__Problem to solve__:
Work out the number of lines with "this" in them. Reply with that number and no other words.
- - - - -
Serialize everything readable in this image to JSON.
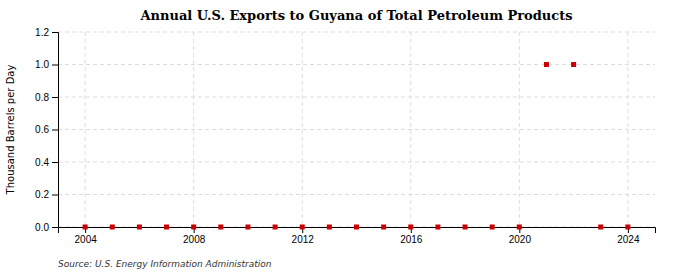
{
  "chart_data": {
    "type": "scatter",
    "title": "Annual U.S. Exports to Guyana of Total Petroleum Products",
    "ylabel": "Thousand Barrels per Day",
    "annotations": [
      "Source: U.S. Energy Information Administration"
    ],
    "x": [
      2004,
      2005,
      2006,
      2007,
      2008,
      2009,
      2010,
      2011,
      2012,
      2013,
      2014,
      2015,
      2016,
      2017,
      2018,
      2019,
      2020,
      2021,
      2022,
      2023,
      2024
    ],
    "values": [
      0.0,
      0.0,
      0.0,
      0.0,
      0.0,
      0.0,
      0.0,
      0.0,
      0.0,
      0.0,
      0.0,
      0.0,
      0.0,
      0.0,
      0.0,
      0.0,
      0.0,
      1.0,
      1.0,
      0.0,
      0.0
    ],
    "color": "#cc0000",
    "marker": "square",
    "xlim": [
      2003,
      2025
    ],
    "ylim": [
      0.0,
      1.2
    ],
    "xticks": [
      2004,
      2008,
      2012,
      2016,
      2020,
      2024
    ],
    "yticks": [
      {
        "value": 0,
        "label": "0.0"
      },
      0.2,
      0.4,
      0.6,
      0.8,
      {
        "value": 1,
        "label": "1.0"
      },
      1.2
    ],
    "grid": true
  }
}
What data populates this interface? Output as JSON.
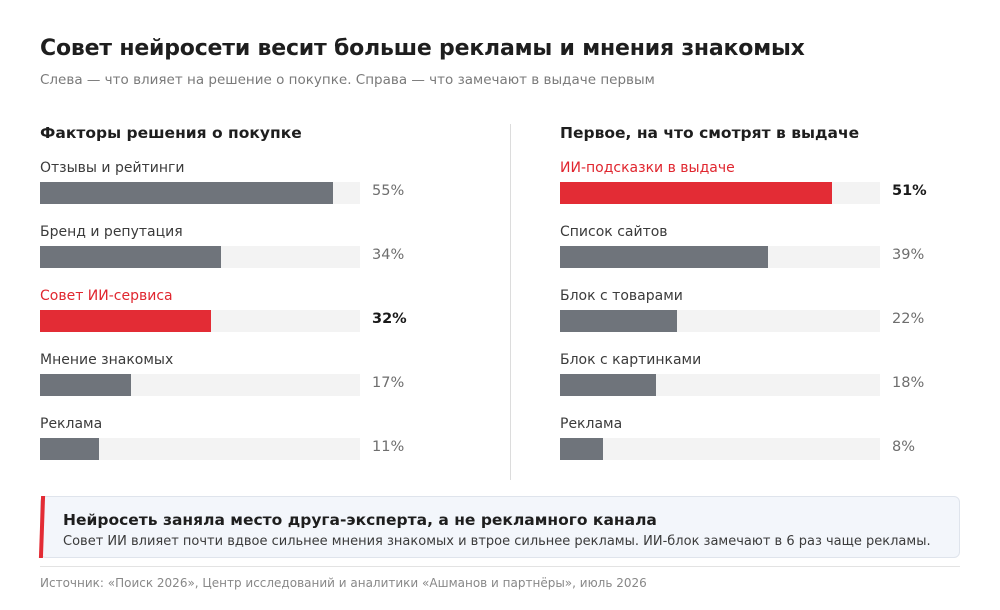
{
  "header": {
    "title": "Совет нейросети весит больше рекламы и мнения знакомых",
    "subtitle": "Слева — что влияет на решение о покупке. Справа — что замечают в выдаче первым"
  },
  "colors": {
    "highlight": "#e32c35",
    "bar": "#6f747b",
    "track": "#f3f3f3"
  },
  "chart_data": [
    {
      "type": "bar",
      "orientation": "horizontal",
      "title": "Факторы решения о покупке",
      "unit": "%",
      "xlim": [
        0,
        60
      ],
      "grid": false,
      "bars": [
        {
          "label": "Отзывы и рейтинги",
          "value": 55,
          "display": "55%",
          "highlight": false
        },
        {
          "label": "Бренд и репутация",
          "value": 34,
          "display": "34%",
          "highlight": false
        },
        {
          "label": "Совет ИИ-сервиса",
          "value": 32,
          "display": "32%",
          "highlight": true
        },
        {
          "label": "Мнение знакомых",
          "value": 17,
          "display": "17%",
          "highlight": false
        },
        {
          "label": "Реклама",
          "value": 11,
          "display": "11%",
          "highlight": false
        }
      ]
    },
    {
      "type": "bar",
      "orientation": "horizontal",
      "title": "Первое, на что смотрят в выдаче",
      "unit": "%",
      "xlim": [
        0,
        60
      ],
      "grid": false,
      "bars": [
        {
          "label": "ИИ-подсказки в выдаче",
          "value": 51,
          "display": "51%",
          "highlight": true
        },
        {
          "label": "Список сайтов",
          "value": 39,
          "display": "39%",
          "highlight": false
        },
        {
          "label": "Блок с товарами",
          "value": 22,
          "display": "22%",
          "highlight": false
        },
        {
          "label": "Блок с картинками",
          "value": 18,
          "display": "18%",
          "highlight": false
        },
        {
          "label": "Реклама",
          "value": 8,
          "display": "8%",
          "highlight": false
        }
      ]
    }
  ],
  "callout": {
    "title": "Нейросеть заняла место друга-эксперта, а не рекламного канала",
    "text": "Совет ИИ влияет почти вдвое сильнее мнения знакомых и втрое сильнее рекламы. ИИ-блок замечают в 6 раз чаще рекламы."
  },
  "source": "Источник: «Поиск 2026», Центр исследований и аналитики «Ашманов и партнёры», июль 2026"
}
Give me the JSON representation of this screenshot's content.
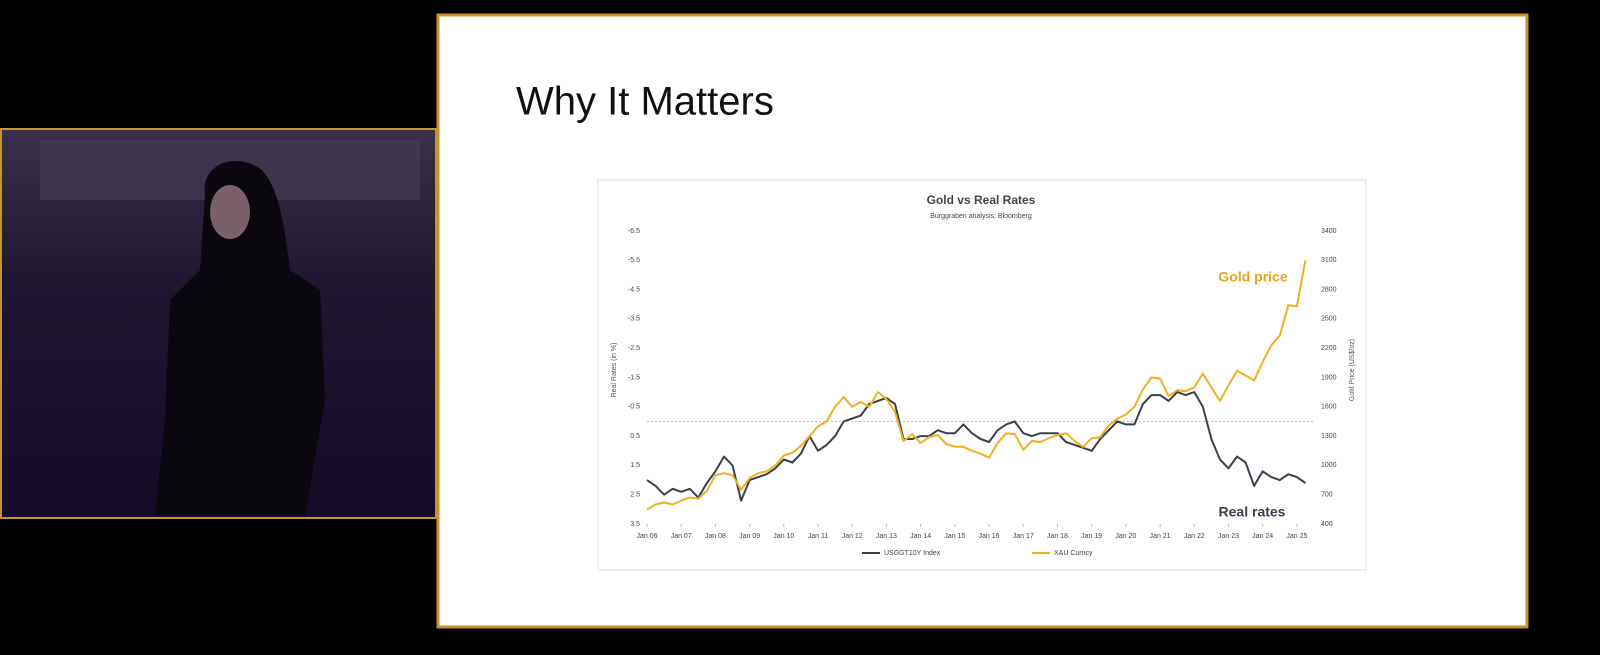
{
  "slide_title": "Why It Matters",
  "chart_data": {
    "type": "line",
    "title": "Gold  vs Real Rates",
    "subtitle": "Burggraben analysis; Bloomberg",
    "y_label": "Real Rates (in %)",
    "y2_label": "Gold Price (US$/oz)",
    "annotations": [
      {
        "text": "Gold price",
        "color": "#e8a21e"
      },
      {
        "text": "Real rates",
        "color": "#3a404c"
      }
    ],
    "x": [
      2006,
      2006.25,
      2006.5,
      2006.75,
      2007,
      2007.25,
      2007.5,
      2007.75,
      2008,
      2008.25,
      2008.5,
      2008.75,
      2009,
      2009.25,
      2009.5,
      2009.75,
      2010,
      2010.25,
      2010.5,
      2010.75,
      2011,
      2011.25,
      2011.5,
      2011.75,
      2012,
      2012.25,
      2012.5,
      2012.75,
      2013,
      2013.25,
      2013.5,
      2013.75,
      2014,
      2014.25,
      2014.5,
      2014.75,
      2015,
      2015.25,
      2015.5,
      2015.75,
      2016,
      2016.25,
      2016.5,
      2016.75,
      2017,
      2017.25,
      2017.5,
      2017.75,
      2018,
      2018.25,
      2018.5,
      2018.75,
      2019,
      2019.25,
      2019.5,
      2019.75,
      2020,
      2020.25,
      2020.5,
      2020.75,
      2021,
      2021.25,
      2021.5,
      2021.75,
      2022,
      2022.25,
      2022.5,
      2022.75,
      2023,
      2023.25,
      2023.5,
      2023.75,
      2024,
      2024.25,
      2024.5,
      2024.75,
      2025,
      2025.25
    ],
    "xlim": [
      2006,
      2025.5
    ],
    "xticks": [
      {
        "value": 2006,
        "label": "Jan 06"
      },
      {
        "value": 2007,
        "label": "Jan 07"
      },
      {
        "value": 2008,
        "label": "Jan 08"
      },
      {
        "value": 2009,
        "label": "Jan 09"
      },
      {
        "value": 2010,
        "label": "Jan 10"
      },
      {
        "value": 2011,
        "label": "Jan 11"
      },
      {
        "value": 2012,
        "label": "Jan 12"
      },
      {
        "value": 2013,
        "label": "Jan 13"
      },
      {
        "value": 2014,
        "label": "Jan 14"
      },
      {
        "value": 2015,
        "label": "Jan 15"
      },
      {
        "value": 2016,
        "label": "Jan 16"
      },
      {
        "value": 2017,
        "label": "Jan 17"
      },
      {
        "value": 2018,
        "label": "Jan 18"
      },
      {
        "value": 2019,
        "label": "Jan 19"
      },
      {
        "value": 2020,
        "label": "Jan 20"
      },
      {
        "value": 2021,
        "label": "Jan 21"
      },
      {
        "value": 2022,
        "label": "Jan 22"
      },
      {
        "value": 2023,
        "label": "Jan 23"
      },
      {
        "value": 2024,
        "label": "Jan 24"
      },
      {
        "value": 2025,
        "label": "Jan 25"
      }
    ],
    "ylim": [
      3.5,
      -6.5
    ],
    "yticks": [
      -6.5,
      -5.5,
      -4.5,
      -3.5,
      -2.5,
      -1.5,
      -0.5,
      0.5,
      1.5,
      2.5,
      3.5
    ],
    "y2lim": [
      400,
      3400
    ],
    "y2ticks": [
      400,
      700,
      1000,
      1300,
      1600,
      1900,
      2200,
      2500,
      2800,
      3100,
      3400
    ],
    "reference_line": 0,
    "legend": "bottom",
    "series": [
      {
        "name": "USGGT10Y Index",
        "color": "#3a404c",
        "values": [
          2.0,
          2.2,
          2.5,
          2.3,
          2.4,
          2.3,
          2.6,
          2.1,
          1.7,
          1.2,
          1.5,
          2.7,
          2.0,
          1.9,
          1.8,
          1.6,
          1.3,
          1.4,
          1.1,
          0.5,
          1.0,
          0.8,
          0.5,
          0.0,
          -0.1,
          -0.2,
          -0.6,
          -0.7,
          -0.8,
          -0.6,
          0.6,
          0.6,
          0.5,
          0.5,
          0.3,
          0.4,
          0.4,
          0.1,
          0.4,
          0.6,
          0.7,
          0.3,
          0.1,
          0.0,
          0.4,
          0.5,
          0.4,
          0.4,
          0.4,
          0.7,
          0.8,
          0.9,
          1.0,
          0.6,
          0.3,
          0.0,
          0.1,
          0.1,
          -0.6,
          -0.9,
          -0.9,
          -0.7,
          -1.0,
          -0.9,
          -1.0,
          -0.5,
          0.6,
          1.3,
          1.6,
          1.2,
          1.4,
          2.2,
          1.7,
          1.9,
          2.0,
          1.8,
          1.9,
          2.1
        ]
      },
      {
        "name": "XAU Curncy",
        "color": "#f0b020",
        "axis": "y2",
        "values": [
          550,
          600,
          620,
          600,
          640,
          670,
          660,
          740,
          900,
          920,
          900,
          750,
          870,
          920,
          940,
          1000,
          1100,
          1130,
          1200,
          1300,
          1400,
          1450,
          1600,
          1700,
          1600,
          1650,
          1600,
          1750,
          1680,
          1550,
          1250,
          1320,
          1230,
          1290,
          1310,
          1220,
          1190,
          1190,
          1150,
          1120,
          1080,
          1230,
          1330,
          1320,
          1160,
          1250,
          1240,
          1280,
          1310,
          1330,
          1250,
          1190,
          1280,
          1290,
          1410,
          1480,
          1520,
          1600,
          1780,
          1900,
          1890,
          1710,
          1770,
          1760,
          1800,
          1940,
          1800,
          1660,
          1820,
          1970,
          1920,
          1870,
          2060,
          2230,
          2330,
          2640,
          2630,
          3100
        ]
      }
    ]
  }
}
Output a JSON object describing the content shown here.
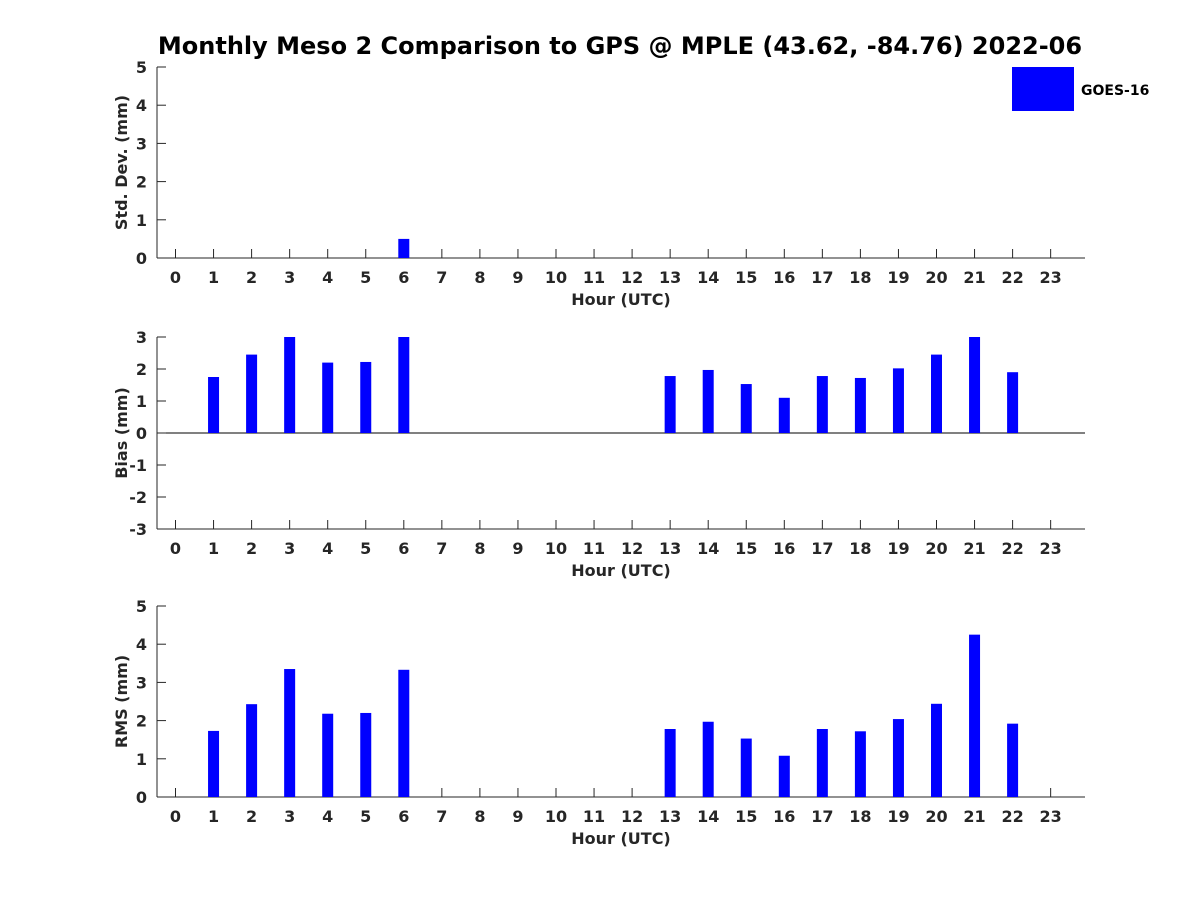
- - - - -
__Task output__:
3